* **Required task**
Gather every line holding the string "Email".

* **Available records**
· · · · ·

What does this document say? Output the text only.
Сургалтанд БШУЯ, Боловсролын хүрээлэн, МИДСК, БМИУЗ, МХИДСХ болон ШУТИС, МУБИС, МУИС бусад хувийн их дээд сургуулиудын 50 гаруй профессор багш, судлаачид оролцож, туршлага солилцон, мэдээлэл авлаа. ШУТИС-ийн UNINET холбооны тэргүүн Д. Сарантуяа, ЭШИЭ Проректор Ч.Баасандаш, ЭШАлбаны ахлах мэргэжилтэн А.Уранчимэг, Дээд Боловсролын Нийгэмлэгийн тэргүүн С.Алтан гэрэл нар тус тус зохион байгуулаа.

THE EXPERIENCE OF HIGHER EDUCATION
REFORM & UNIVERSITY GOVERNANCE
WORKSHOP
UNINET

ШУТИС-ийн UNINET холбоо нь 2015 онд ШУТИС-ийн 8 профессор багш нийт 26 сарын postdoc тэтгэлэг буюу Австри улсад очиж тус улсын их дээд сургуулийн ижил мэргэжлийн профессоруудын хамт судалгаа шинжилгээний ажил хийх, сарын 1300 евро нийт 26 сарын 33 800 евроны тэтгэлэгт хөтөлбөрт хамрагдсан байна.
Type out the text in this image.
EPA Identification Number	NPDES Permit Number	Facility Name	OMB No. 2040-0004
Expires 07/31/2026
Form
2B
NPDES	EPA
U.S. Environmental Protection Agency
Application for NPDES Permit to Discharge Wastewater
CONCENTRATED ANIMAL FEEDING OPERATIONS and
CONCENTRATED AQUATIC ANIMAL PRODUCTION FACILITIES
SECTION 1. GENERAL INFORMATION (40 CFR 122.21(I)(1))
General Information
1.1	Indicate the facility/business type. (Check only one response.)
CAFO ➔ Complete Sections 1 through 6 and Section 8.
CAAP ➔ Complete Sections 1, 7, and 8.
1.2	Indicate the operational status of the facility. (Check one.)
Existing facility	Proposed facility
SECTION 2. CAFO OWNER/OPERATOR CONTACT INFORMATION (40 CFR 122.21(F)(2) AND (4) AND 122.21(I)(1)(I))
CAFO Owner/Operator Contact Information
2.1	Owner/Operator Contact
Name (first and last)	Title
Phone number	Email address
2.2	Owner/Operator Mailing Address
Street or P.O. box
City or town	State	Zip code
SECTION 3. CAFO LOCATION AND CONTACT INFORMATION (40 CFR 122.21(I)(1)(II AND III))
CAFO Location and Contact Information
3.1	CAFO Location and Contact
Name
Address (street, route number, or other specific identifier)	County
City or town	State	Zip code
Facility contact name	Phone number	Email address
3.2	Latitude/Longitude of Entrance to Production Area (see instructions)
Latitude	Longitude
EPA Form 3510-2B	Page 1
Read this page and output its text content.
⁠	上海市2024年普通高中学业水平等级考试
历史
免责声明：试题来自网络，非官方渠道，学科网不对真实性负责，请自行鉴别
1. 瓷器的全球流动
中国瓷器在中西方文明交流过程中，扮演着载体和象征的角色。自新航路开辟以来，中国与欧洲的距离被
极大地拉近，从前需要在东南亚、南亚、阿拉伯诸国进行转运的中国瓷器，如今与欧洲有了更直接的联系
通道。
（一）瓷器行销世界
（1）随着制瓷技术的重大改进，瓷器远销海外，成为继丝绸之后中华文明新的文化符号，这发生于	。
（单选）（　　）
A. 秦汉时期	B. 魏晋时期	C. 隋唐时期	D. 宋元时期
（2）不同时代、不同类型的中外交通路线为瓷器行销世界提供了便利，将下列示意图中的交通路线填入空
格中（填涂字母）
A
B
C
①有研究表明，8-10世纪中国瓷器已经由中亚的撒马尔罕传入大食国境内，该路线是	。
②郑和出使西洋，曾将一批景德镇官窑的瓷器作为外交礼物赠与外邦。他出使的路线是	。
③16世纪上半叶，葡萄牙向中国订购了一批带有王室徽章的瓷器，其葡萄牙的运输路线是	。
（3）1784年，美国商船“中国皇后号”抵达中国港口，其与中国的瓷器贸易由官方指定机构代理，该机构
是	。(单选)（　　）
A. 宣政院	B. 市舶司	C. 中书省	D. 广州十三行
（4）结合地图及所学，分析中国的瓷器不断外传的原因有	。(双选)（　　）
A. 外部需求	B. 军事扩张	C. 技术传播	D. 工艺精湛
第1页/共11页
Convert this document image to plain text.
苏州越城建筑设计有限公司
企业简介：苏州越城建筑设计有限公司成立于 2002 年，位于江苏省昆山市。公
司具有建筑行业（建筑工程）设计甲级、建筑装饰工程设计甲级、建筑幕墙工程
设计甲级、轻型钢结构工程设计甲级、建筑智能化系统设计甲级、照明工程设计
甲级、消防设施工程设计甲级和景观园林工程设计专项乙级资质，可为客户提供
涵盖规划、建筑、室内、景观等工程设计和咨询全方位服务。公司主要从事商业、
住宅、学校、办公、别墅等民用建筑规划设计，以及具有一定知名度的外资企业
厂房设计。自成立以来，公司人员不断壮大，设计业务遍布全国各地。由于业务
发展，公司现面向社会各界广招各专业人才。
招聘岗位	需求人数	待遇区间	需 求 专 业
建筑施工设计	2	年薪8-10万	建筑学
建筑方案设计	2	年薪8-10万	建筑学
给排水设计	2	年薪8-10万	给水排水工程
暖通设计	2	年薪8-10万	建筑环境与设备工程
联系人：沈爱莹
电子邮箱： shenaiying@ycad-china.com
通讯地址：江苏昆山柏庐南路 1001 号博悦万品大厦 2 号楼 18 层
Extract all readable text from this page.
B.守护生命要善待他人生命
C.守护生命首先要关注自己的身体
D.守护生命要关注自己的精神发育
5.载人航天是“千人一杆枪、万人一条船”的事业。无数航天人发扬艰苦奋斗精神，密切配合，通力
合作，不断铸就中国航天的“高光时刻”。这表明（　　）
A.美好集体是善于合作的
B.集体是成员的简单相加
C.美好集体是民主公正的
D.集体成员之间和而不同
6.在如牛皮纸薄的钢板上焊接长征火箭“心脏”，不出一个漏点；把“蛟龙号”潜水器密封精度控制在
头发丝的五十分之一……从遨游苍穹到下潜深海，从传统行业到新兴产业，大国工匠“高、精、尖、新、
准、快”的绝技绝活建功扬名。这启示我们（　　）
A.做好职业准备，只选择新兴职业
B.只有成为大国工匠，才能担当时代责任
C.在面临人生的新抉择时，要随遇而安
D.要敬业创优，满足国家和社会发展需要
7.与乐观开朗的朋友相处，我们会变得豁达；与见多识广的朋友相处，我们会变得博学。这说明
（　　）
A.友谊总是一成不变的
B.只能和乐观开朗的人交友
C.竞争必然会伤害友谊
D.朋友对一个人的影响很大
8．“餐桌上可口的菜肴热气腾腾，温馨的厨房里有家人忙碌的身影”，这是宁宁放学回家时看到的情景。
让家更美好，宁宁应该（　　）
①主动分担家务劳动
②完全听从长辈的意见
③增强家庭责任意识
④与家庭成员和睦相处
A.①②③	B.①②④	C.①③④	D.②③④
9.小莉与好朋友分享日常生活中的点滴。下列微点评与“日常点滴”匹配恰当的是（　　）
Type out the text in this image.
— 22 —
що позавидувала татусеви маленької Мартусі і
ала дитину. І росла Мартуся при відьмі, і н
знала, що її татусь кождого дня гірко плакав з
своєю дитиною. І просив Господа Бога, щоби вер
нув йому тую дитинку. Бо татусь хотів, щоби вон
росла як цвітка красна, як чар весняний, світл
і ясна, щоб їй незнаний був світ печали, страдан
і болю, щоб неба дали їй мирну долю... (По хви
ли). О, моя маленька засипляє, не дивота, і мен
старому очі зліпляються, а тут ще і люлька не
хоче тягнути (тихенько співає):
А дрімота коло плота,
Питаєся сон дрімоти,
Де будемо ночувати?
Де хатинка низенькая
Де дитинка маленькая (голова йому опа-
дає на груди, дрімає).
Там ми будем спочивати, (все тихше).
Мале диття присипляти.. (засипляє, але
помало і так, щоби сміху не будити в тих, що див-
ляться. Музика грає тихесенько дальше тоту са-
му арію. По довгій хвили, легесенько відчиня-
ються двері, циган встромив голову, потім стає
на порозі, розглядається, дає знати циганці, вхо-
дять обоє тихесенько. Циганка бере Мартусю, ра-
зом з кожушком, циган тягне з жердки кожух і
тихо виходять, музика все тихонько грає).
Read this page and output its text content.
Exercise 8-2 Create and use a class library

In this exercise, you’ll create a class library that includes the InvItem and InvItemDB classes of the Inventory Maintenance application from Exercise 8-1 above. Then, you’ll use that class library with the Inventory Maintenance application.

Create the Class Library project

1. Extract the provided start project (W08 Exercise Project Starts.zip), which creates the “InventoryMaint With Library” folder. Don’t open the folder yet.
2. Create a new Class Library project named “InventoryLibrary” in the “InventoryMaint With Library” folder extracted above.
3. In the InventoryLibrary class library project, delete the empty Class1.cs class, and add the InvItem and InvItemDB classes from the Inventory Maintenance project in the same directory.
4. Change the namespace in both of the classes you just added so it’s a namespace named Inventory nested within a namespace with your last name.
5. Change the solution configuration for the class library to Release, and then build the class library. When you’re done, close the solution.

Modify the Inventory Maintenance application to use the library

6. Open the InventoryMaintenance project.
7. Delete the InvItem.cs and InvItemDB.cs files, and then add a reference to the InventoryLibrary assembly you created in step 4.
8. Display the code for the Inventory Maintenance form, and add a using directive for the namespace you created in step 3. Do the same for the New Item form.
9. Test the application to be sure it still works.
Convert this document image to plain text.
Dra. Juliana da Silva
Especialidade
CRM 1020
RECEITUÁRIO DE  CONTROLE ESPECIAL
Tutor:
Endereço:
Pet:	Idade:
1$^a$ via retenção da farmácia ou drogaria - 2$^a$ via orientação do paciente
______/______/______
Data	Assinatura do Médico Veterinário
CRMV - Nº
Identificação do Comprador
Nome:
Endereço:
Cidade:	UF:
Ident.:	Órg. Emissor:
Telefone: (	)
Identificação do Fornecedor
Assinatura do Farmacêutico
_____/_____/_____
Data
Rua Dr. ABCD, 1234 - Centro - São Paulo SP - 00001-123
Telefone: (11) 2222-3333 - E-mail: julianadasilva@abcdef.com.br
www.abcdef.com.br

· · · · ·

* **Exercise response**
Phone number	Email address
Facility contact name	Phone number	Email address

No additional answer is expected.